_Direction_
Repeat the material below exactly, with no pictures.

_Supplied entries_
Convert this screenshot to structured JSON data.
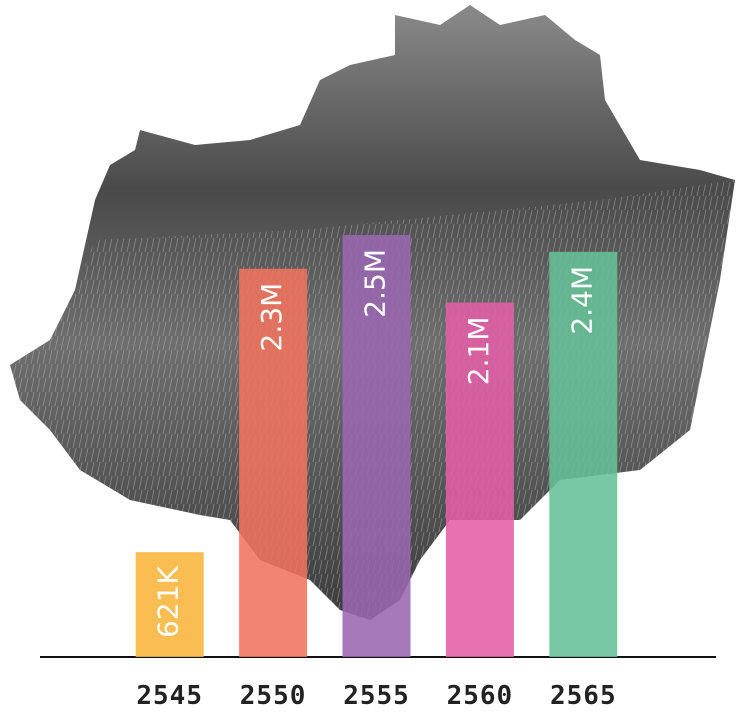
{
  "chart_data": {
    "type": "bar",
    "categories": [
      "2545",
      "2550",
      "2555",
      "2560",
      "2565"
    ],
    "values": [
      621000,
      2300000,
      2500000,
      2100000,
      2400000
    ],
    "value_labels": [
      "621K",
      "2.3M",
      "2.5M",
      "2.1M",
      "2.4M"
    ],
    "colors": [
      "#f9b43a",
      "#f3735f",
      "#9a67b2",
      "#e35ea6",
      "#65c296"
    ]
  }
}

_Finished exercise_
Convert this screenshot to structured JSON data.
{
  "chart_data": {
    "type": "bar",
    "categories": [
      "2545",
      "2550",
      "2555",
      "2560",
      "2565"
    ],
    "values": [
      621000,
      2300000,
      2500000,
      2100000,
      2400000
    ],
    "value_labels": [
      "621K",
      "2.3M",
      "2.5M",
      "2.1M",
      "2.4M"
    ],
    "colors": [
      "#f9b43a",
      "#f3735f",
      "#9a67b2",
      "#e35ea6",
      "#65c296"
    ]
  }
}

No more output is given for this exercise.